Written instruction:
Every line in the listing is to be echoed verbatim.

Extracted information:
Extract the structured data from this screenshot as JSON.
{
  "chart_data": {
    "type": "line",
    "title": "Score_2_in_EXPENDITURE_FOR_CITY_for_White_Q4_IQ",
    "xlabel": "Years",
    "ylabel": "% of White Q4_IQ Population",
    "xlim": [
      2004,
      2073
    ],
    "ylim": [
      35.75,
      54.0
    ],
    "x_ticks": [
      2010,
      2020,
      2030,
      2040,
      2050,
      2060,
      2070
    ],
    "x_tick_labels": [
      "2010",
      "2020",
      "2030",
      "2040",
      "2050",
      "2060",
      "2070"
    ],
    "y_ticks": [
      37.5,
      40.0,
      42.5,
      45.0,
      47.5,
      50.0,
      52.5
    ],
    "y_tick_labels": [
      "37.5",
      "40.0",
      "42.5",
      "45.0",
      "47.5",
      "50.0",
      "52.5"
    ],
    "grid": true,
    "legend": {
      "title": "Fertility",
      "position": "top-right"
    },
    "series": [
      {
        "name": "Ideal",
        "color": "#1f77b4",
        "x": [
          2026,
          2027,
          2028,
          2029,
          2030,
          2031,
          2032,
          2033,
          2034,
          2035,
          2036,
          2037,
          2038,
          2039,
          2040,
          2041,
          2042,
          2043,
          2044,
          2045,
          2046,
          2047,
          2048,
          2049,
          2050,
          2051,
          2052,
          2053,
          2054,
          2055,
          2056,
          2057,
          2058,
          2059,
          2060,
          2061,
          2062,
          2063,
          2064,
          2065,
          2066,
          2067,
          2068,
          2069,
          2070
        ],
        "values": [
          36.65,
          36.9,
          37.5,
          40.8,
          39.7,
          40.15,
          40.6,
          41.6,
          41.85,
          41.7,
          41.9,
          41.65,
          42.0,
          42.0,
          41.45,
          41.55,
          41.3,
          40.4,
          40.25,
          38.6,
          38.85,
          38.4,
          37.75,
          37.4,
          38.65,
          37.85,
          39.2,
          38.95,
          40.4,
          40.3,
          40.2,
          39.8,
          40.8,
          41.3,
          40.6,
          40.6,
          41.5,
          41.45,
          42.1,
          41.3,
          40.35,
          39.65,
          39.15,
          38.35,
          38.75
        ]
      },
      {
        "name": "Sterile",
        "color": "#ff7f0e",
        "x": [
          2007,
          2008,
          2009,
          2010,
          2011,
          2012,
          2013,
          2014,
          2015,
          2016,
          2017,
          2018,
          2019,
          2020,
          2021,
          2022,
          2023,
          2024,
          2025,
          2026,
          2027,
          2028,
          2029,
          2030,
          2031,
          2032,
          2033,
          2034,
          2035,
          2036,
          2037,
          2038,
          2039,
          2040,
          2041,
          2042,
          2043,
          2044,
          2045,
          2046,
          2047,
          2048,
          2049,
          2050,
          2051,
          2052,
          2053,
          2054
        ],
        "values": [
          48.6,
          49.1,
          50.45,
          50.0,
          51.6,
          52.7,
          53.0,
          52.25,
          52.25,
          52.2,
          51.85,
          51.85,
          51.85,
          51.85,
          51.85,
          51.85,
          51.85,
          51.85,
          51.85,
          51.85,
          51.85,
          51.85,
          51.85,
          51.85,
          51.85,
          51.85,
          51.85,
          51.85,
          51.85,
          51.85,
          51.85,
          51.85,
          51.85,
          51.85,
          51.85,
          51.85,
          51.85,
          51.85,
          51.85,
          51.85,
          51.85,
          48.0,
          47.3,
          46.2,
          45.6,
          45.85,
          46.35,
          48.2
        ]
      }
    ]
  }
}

Solution to this problem:
Extract the structured data from this screenshot as JSON.
{
  "chart_data": {
    "type": "line",
    "title": "Score_2_in_EXPENDITURE_FOR_CITY_for_White_Q4_IQ",
    "xlabel": "Years",
    "ylabel": "% of White Q4_IQ Population",
    "xlim": [
      2004,
      2073
    ],
    "ylim": [
      35.75,
      54.0
    ],
    "x_ticks": [
      2010,
      2020,
      2030,
      2040,
      2050,
      2060,
      2070
    ],
    "x_tick_labels": [
      "2010",
      "2020",
      "2030",
      "2040",
      "2050",
      "2060",
      "2070"
    ],
    "y_ticks": [
      37.5,
      40.0,
      42.5,
      45.0,
      47.5,
      50.0,
      52.5
    ],
    "y_tick_labels": [
      "37.5",
      "40.0",
      "42.5",
      "45.0",
      "47.5",
      "50.0",
      "52.5"
    ],
    "grid": true,
    "legend": {
      "title": "Fertility",
      "position": "top-right"
    },
    "series": [
      {
        "name": "Ideal",
        "color": "#1f77b4",
        "x": [
          2026,
          2027,
          2028,
          2029,
          2030,
          2031,
          2032,
          2033,
          2034,
          2035,
          2036,
          2037,
          2038,
          2039,
          2040,
          2041,
          2042,
          2043,
          2044,
          2045,
          2046,
          2047,
          2048,
          2049,
          2050,
          2051,
          2052,
          2053,
          2054,
          2055,
          2056,
          2057,
          2058,
          2059,
          2060,
          2061,
          2062,
          2063,
          2064,
          2065,
          2066,
          2067,
          2068,
          2069,
          2070
        ],
        "values": [
          36.65,
          36.9,
          37.5,
          40.8,
          39.7,
          40.15,
          40.6,
          41.6,
          41.85,
          41.7,
          41.9,
          41.65,
          42.0,
          42.0,
          41.45,
          41.55,
          41.3,
          40.4,
          40.25,
          38.6,
          38.85,
          38.4,
          37.75,
          37.4,
          38.65,
          37.85,
          39.2,
          38.95,
          40.4,
          40.3,
          40.2,
          39.8,
          40.8,
          41.3,
          40.6,
          40.6,
          41.5,
          41.45,
          42.1,
          41.3,
          40.35,
          39.65,
          39.15,
          38.35,
          38.75
        ]
      },
      {
        "name": "Sterile",
        "color": "#ff7f0e",
        "x": [
          2007,
          2008,
          2009,
          2010,
          2011,
          2012,
          2013,
          2014,
          2015,
          2016,
          2017,
          2018,
          2019,
          2020,
          2021,
          2022,
          2023,
          2024,
          2025,
          2026,
          2027,
          2028,
          2029,
          2030,
          2031,
          2032,
          2033,
          2034,
          2035,
          2036,
          2037,
          2038,
          2039,
          2040,
          2041,
          2042,
          2043,
          2044,
          2045,
          2046,
          2047,
          2048,
          2049,
          2050,
          2051,
          2052,
          2053,
          2054
        ],
        "values": [
          48.6,
          49.1,
          50.45,
          50.0,
          51.6,
          52.7,
          53.0,
          52.25,
          52.25,
          52.2,
          51.85,
          51.85,
          51.85,
          51.85,
          51.85,
          51.85,
          51.85,
          51.85,
          51.85,
          51.85,
          51.85,
          51.85,
          51.85,
          51.85,
          51.85,
          51.85,
          51.85,
          51.85,
          51.85,
          51.85,
          51.85,
          51.85,
          51.85,
          51.85,
          51.85,
          51.85,
          51.85,
          51.85,
          51.85,
          51.85,
          51.85,
          48.0,
          47.3,
          46.2,
          45.6,
          45.85,
          46.35,
          48.2
        ]
      }
    ]
  }
}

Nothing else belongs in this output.